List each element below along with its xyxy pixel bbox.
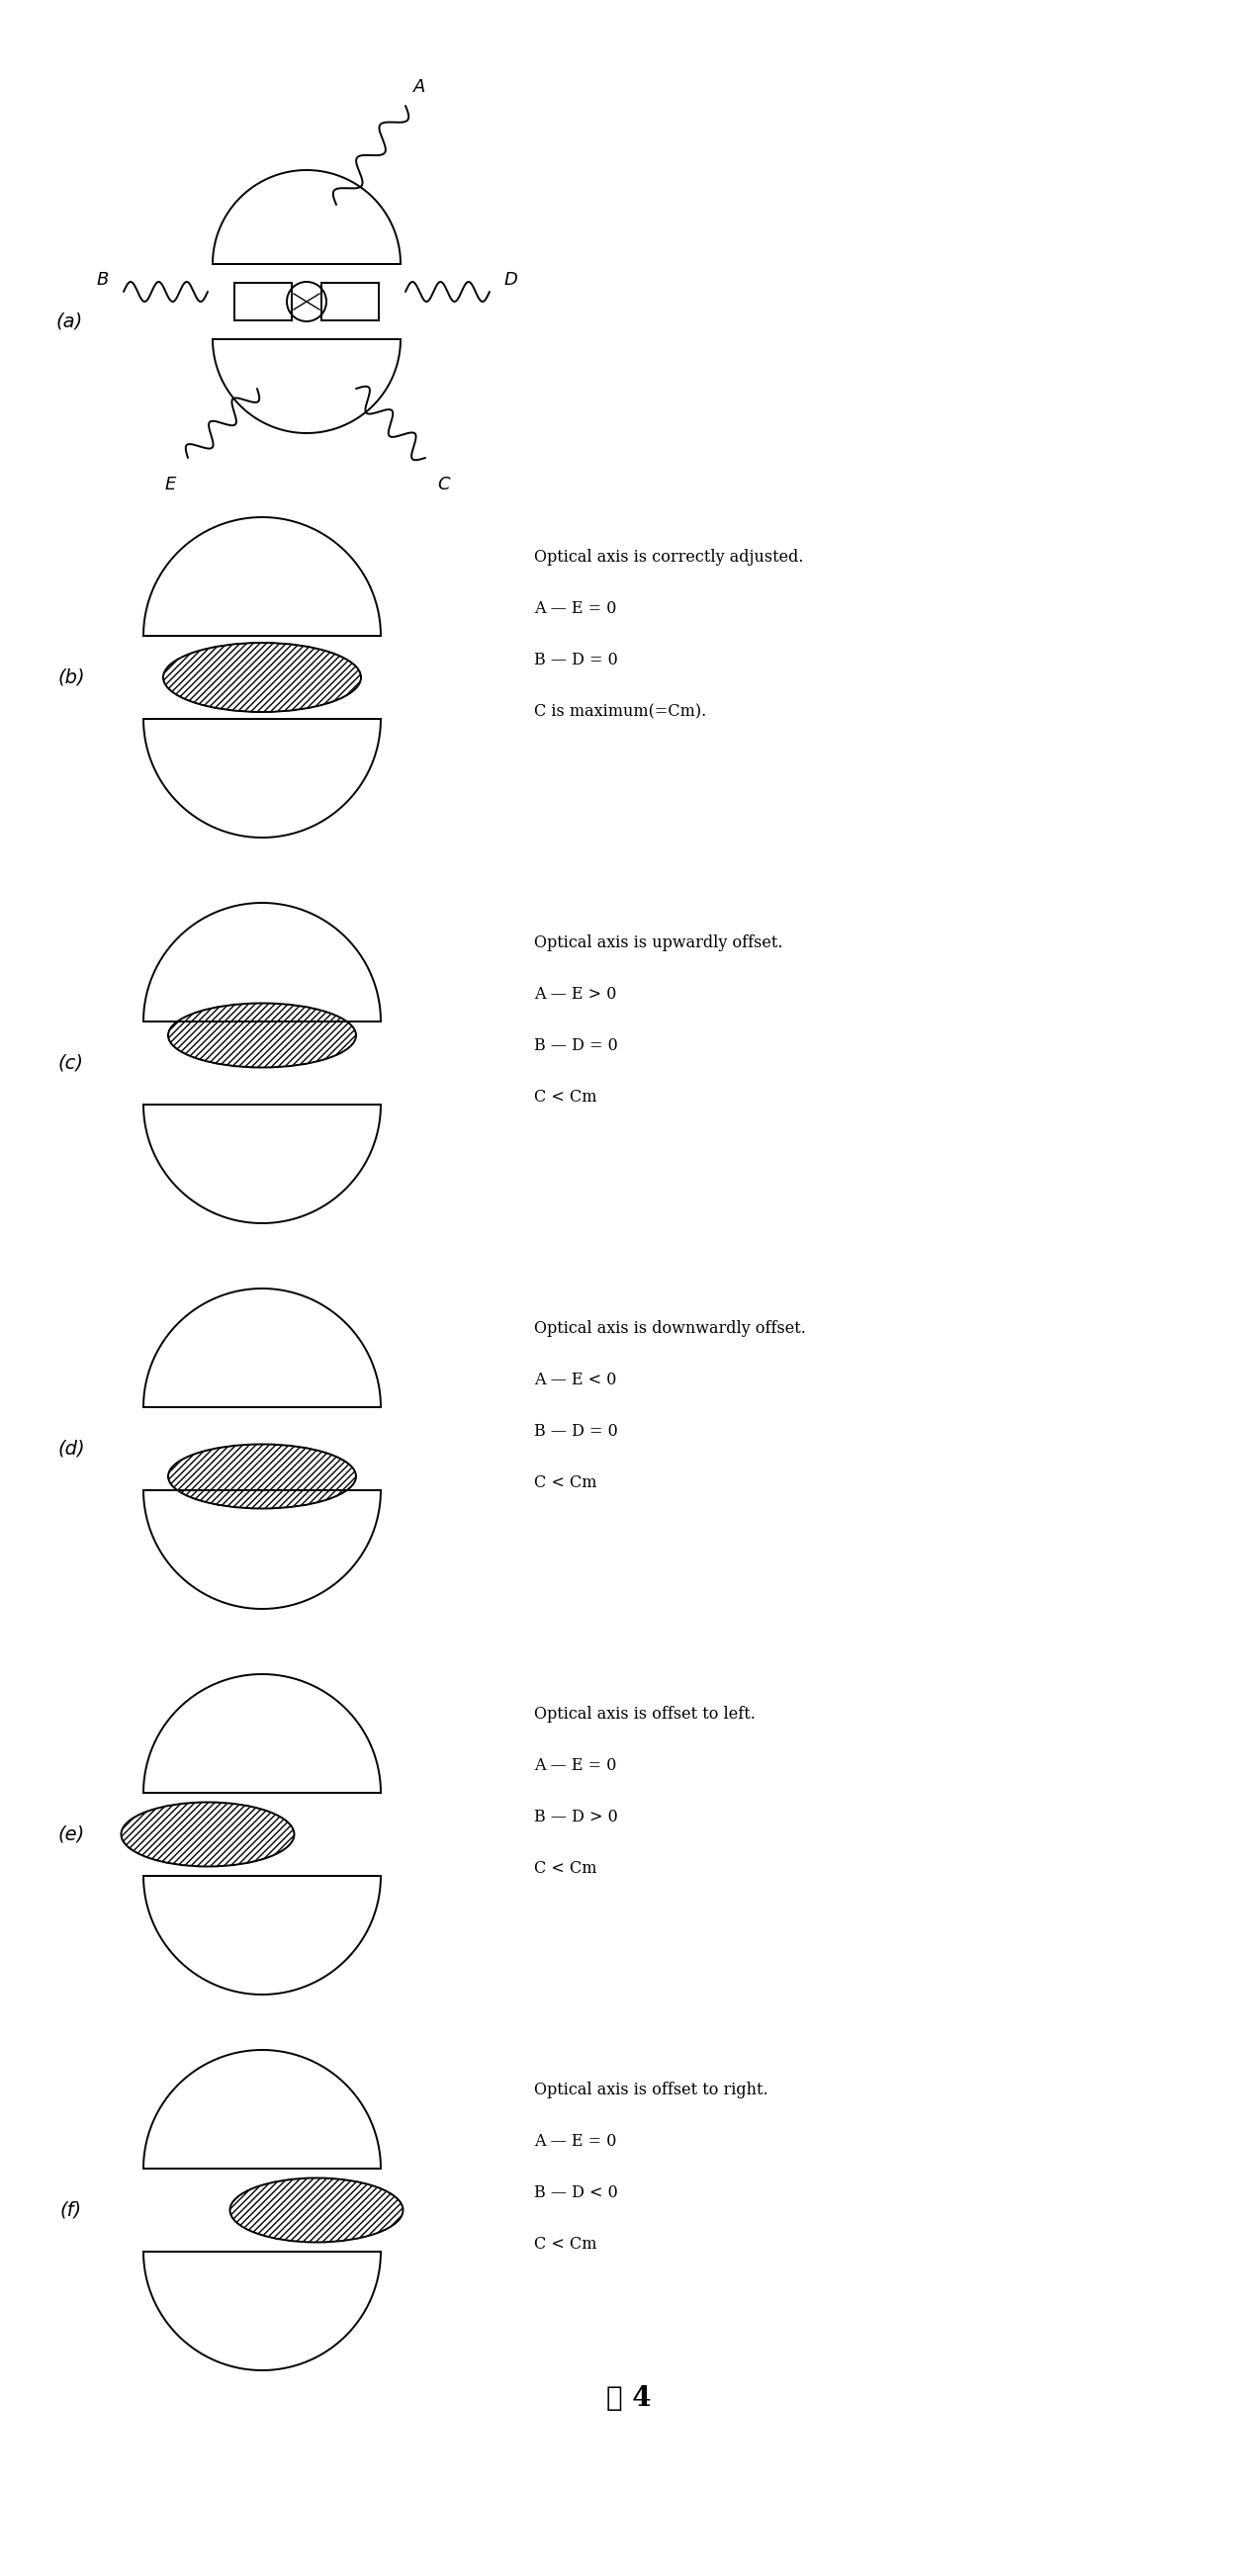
Ellipse shape (121, 1803, 294, 1868)
Text: A — E = 0: A — E = 0 (535, 2133, 616, 2151)
Text: A: A (414, 77, 425, 95)
Ellipse shape (169, 1445, 356, 1510)
Text: Optical axis is offset to left.: Optical axis is offset to left. (535, 1705, 756, 1723)
Ellipse shape (164, 644, 361, 711)
Text: (d): (d) (58, 1440, 84, 1458)
Text: Optical axis is downwardly offset.: Optical axis is downwardly offset. (535, 1319, 806, 1337)
Text: C is maximum(=Cm).: C is maximum(=Cm). (535, 703, 707, 719)
Text: B — D = 0: B — D = 0 (535, 1038, 618, 1054)
Text: (f): (f) (60, 2200, 82, 2221)
Bar (322, 283, 379, 319)
Text: Optical axis is upwardly offset.: Optical axis is upwardly offset. (535, 935, 782, 951)
Text: (c): (c) (58, 1054, 84, 1072)
Text: (b): (b) (58, 667, 84, 688)
Ellipse shape (230, 2177, 403, 2241)
Text: B — D < 0: B — D < 0 (535, 2184, 618, 2202)
Text: A — E = 0: A — E = 0 (535, 1757, 616, 1775)
Text: B — D > 0: B — D > 0 (535, 1808, 618, 1826)
Text: D: D (504, 270, 518, 289)
Text: B — D = 0: B — D = 0 (535, 1422, 618, 1440)
Text: B: B (97, 270, 108, 289)
Text: (e): (e) (58, 1824, 84, 1844)
Text: A — E < 0: A — E < 0 (535, 1370, 616, 1388)
Text: A — E = 0: A — E = 0 (535, 600, 616, 618)
Text: C < Cm: C < Cm (535, 1860, 596, 1878)
Text: Optical axis is offset to right.: Optical axis is offset to right. (535, 2081, 769, 2099)
Text: C: C (437, 477, 449, 495)
Text: C < Cm: C < Cm (535, 1090, 596, 1105)
Ellipse shape (169, 1002, 356, 1066)
Text: B — D = 0: B — D = 0 (535, 652, 618, 670)
Text: A — E > 0: A — E > 0 (535, 987, 616, 1002)
Text: 图 4: 图 4 (606, 2385, 652, 2411)
Text: C < Cm: C < Cm (535, 1473, 596, 1492)
Text: (a): (a) (55, 312, 83, 330)
Bar (234, 283, 292, 319)
Text: C < Cm: C < Cm (535, 2236, 596, 2251)
Text: Optical axis is correctly adjusted.: Optical axis is correctly adjusted. (535, 549, 804, 567)
Text: E: E (165, 477, 176, 495)
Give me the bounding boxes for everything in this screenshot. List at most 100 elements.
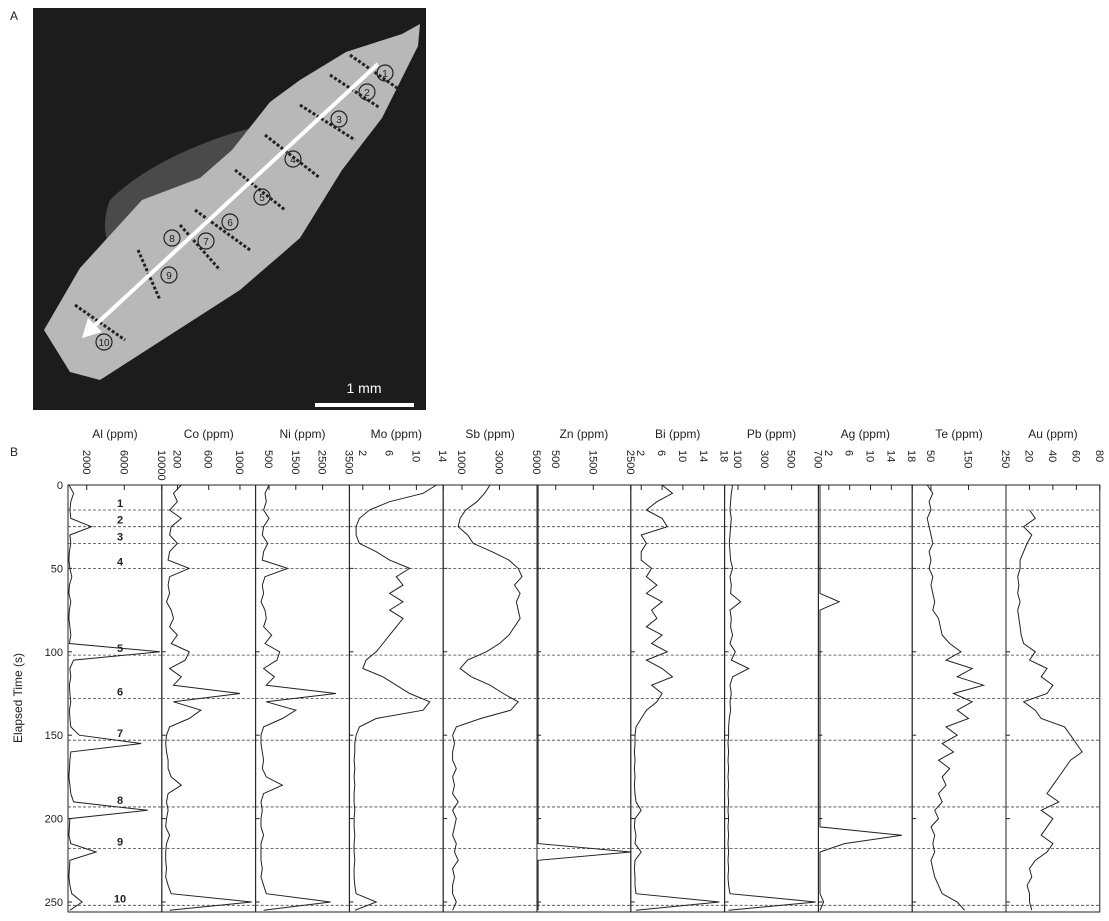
☆ ☆ ☆
**WORK REQUIRED**
Rewrite the rows starting at "Ellipse shape (121, 1803, 294, 1868)" and ending at "Text: C is maximum(=Cm).: C", replacing every "Ellipse shape" with "Oval shape" and leaving everything else unchanged.

**EXERCISE RESPONSE**
Oval shape (121, 1803, 294, 1868)
Text: A — E = 0: A — E = 0 (535, 2133, 616, 2151)
Text: A: A (414, 77, 425, 95)
Oval shape (169, 1445, 356, 1510)
Text: Optical axis is offset to left.: Optical axis is offset to left. (535, 1705, 756, 1723)
Oval shape (164, 644, 361, 711)
Text: (d): (d) (58, 1440, 84, 1458)
Text: Optical axis is downwardly offset.: Optical axis is downwardly offset. (535, 1319, 806, 1337)
Text: C is maximum(=Cm).: C is maximum(=Cm). (535, 703, 707, 719)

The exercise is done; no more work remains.